* Begin *

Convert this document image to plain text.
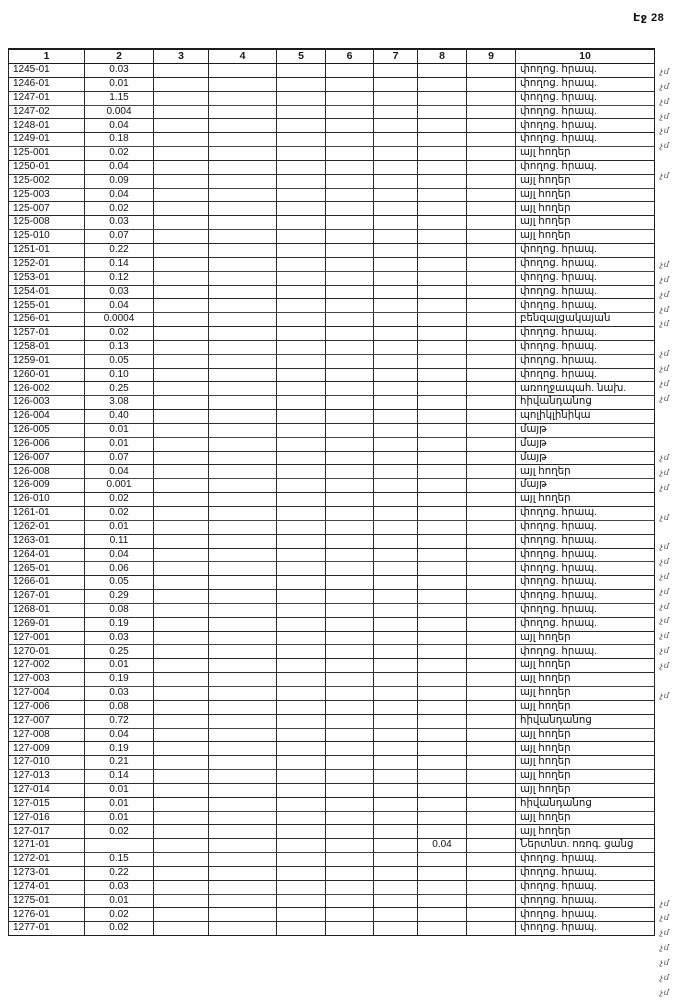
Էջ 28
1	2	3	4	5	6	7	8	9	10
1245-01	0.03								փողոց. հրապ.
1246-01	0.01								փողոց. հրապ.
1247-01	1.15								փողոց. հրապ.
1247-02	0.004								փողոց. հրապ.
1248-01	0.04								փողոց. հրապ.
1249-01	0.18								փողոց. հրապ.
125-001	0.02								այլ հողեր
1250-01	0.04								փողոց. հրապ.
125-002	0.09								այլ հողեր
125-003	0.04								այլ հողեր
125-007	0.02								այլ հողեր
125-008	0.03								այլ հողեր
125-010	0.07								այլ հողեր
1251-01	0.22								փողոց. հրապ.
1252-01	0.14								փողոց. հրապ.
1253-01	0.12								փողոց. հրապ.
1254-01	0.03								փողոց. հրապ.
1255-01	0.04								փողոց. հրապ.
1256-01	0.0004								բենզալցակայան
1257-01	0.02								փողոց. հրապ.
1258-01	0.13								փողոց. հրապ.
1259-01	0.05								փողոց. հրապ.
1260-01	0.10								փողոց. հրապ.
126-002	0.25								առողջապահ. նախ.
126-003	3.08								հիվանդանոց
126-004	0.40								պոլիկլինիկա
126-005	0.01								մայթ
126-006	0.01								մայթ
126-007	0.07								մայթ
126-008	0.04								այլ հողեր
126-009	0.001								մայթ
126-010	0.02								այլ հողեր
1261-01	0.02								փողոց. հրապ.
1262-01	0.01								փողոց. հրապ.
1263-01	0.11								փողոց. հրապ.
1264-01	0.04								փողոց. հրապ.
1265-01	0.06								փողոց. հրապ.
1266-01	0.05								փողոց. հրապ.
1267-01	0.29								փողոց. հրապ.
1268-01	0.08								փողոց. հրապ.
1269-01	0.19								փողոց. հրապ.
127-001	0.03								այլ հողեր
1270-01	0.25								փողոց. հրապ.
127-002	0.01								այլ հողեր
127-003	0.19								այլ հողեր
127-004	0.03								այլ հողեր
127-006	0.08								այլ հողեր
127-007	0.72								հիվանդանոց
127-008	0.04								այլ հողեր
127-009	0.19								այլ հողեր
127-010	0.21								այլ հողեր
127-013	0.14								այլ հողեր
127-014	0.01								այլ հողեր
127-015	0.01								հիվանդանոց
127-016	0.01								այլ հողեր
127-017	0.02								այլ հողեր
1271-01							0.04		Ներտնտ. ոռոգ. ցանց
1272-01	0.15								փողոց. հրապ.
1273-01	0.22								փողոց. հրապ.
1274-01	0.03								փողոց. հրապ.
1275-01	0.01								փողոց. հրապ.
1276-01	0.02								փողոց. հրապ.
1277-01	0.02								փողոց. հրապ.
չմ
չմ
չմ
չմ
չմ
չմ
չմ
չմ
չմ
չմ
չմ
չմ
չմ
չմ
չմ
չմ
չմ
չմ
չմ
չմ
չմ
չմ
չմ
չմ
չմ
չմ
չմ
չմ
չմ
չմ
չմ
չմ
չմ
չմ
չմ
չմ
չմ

* End *

- _Stated task_:
Copy every line of the material in which the word "հիվանդանոց" occurs.

- _Solution below_:
126-003	3.08								հիվանդանոց
127-007	0.72								հիվանդանոց
127-015	0.01								հիվանդանոց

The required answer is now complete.